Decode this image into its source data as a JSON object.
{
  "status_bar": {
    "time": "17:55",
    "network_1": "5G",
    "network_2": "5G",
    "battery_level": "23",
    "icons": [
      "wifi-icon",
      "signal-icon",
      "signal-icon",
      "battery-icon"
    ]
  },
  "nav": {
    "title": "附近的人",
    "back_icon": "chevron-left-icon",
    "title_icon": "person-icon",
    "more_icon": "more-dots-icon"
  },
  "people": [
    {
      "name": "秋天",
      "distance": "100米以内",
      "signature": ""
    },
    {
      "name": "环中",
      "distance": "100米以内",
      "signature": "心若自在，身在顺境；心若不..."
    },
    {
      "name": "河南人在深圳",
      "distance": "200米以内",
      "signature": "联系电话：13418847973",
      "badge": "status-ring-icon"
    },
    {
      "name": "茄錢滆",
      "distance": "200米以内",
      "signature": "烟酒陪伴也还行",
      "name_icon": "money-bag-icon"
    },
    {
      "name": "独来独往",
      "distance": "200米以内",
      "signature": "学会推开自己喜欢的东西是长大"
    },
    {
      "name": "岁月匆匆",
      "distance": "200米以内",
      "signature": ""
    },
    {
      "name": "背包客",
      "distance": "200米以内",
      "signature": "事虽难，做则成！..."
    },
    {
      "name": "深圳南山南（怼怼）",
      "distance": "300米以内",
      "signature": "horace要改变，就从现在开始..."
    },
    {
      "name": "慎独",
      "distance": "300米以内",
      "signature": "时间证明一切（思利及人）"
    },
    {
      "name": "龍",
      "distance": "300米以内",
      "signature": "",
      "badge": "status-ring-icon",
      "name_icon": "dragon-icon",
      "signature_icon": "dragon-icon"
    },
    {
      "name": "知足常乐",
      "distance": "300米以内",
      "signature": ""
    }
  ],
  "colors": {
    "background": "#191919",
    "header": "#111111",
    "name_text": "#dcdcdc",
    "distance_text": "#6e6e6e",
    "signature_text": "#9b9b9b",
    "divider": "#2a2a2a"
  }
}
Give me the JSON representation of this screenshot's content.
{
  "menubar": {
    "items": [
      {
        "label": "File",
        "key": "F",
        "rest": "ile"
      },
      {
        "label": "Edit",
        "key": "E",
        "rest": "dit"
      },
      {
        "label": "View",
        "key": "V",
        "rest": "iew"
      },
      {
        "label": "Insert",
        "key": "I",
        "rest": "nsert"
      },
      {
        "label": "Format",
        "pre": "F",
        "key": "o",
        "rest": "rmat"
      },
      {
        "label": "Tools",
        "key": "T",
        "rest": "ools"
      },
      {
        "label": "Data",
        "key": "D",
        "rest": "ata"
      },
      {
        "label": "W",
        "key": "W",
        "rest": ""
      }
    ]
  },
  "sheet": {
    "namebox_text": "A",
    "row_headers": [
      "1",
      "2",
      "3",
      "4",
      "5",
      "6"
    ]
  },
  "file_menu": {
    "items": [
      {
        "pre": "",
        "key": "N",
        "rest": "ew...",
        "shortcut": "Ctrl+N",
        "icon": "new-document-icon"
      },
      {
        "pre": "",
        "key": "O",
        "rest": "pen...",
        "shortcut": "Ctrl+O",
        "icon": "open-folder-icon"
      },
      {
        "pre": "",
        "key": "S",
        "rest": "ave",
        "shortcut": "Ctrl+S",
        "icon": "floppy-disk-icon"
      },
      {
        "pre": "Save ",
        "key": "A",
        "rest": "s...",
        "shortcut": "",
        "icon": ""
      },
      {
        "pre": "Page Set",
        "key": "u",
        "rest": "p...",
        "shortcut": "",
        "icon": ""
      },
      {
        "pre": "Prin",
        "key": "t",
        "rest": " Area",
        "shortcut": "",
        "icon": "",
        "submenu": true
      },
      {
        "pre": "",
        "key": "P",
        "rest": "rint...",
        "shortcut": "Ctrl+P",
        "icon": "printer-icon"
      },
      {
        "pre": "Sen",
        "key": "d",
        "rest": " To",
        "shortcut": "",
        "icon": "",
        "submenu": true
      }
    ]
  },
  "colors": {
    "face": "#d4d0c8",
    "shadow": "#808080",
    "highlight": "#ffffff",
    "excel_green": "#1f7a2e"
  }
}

-------

__Task statement__.
Copy out all lines from the material above that contain the string "Ctrl".

__Expected output__.
        "shortcut": "Ctrl+N",
        "shortcut": "Ctrl+O",
        "shortcut": "Ctrl+S",
        "shortcut": "Ctrl+P",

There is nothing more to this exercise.